--- begin Records provided ---

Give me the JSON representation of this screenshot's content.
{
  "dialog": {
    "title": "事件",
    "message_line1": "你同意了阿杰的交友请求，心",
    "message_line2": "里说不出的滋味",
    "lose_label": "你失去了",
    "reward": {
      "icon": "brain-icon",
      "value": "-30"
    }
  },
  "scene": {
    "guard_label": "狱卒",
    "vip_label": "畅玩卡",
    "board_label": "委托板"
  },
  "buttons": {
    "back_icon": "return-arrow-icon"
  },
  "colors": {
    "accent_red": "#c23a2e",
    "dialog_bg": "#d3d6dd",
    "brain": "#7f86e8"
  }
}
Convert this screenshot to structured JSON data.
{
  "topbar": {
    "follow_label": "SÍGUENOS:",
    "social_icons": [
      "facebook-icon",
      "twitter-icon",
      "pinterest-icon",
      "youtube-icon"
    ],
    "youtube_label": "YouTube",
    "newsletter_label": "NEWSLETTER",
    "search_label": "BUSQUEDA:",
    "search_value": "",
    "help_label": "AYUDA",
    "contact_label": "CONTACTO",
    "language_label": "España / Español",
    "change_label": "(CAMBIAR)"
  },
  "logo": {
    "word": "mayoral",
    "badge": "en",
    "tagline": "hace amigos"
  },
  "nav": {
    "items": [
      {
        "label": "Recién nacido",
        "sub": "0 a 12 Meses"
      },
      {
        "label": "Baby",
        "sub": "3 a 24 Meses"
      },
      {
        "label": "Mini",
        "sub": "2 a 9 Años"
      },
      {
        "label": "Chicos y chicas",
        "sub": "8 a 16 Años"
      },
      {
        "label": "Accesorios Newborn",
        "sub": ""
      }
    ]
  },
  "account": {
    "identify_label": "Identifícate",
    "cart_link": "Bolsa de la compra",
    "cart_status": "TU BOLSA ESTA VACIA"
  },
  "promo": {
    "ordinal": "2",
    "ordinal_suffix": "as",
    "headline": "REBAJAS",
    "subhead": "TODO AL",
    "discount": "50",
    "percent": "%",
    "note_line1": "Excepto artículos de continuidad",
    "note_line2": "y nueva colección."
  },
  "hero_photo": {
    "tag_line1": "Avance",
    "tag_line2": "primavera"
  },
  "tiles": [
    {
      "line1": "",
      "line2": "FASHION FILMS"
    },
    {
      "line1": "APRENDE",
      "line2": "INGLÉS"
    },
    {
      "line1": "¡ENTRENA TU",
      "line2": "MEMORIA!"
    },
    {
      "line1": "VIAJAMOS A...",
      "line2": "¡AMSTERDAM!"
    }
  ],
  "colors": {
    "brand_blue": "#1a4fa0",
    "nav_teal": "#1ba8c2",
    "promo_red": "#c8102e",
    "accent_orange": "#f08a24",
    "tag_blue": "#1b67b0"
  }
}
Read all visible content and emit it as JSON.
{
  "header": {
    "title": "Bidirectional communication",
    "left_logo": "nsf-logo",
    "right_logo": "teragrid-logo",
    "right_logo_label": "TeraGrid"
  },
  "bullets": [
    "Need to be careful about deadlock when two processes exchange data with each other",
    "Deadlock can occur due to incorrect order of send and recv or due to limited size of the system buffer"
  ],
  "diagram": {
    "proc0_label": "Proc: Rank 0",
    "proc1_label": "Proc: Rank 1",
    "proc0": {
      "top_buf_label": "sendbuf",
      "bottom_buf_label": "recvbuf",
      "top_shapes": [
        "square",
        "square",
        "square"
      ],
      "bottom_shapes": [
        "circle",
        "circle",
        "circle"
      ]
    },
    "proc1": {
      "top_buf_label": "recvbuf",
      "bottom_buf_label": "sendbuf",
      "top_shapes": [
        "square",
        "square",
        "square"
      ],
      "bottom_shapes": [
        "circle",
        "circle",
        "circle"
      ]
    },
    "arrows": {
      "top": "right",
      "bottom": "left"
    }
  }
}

--- end Records provided ---

Only the lines from the one that contains "Read all visible content and emit it as JSON." to the end of the data should be output, exactly as they appear.

_Answer to this task_:
Read all visible content and emit it as JSON.
{
  "header": {
    "title": "Bidirectional communication",
    "left_logo": "nsf-logo",
    "right_logo": "teragrid-logo",
    "right_logo_label": "TeraGrid"
  },
  "bullets": [
    "Need to be careful about deadlock when two processes exchange data with each other",
    "Deadlock can occur due to incorrect order of send and recv or due to limited size of the system buffer"
  ],
  "diagram": {
    "proc0_label": "Proc: Rank 0",
    "proc1_label": "Proc: Rank 1",
    "proc0": {
      "top_buf_label": "sendbuf",
      "bottom_buf_label": "recvbuf",
      "top_shapes": [
        "square",
        "square",
        "square"
      ],
      "bottom_shapes": [
        "circle",
        "circle",
        "circle"
      ]
    },
    "proc1": {
      "top_buf_label": "recvbuf",
      "bottom_buf_label": "sendbuf",
      "top_shapes": [
        "square",
        "square",
        "square"
      ],
      "bottom_shapes": [
        "circle",
        "circle",
        "circle"
      ]
    },
    "arrows": {
      "top": "right",
      "bottom": "left"
    }
  }
}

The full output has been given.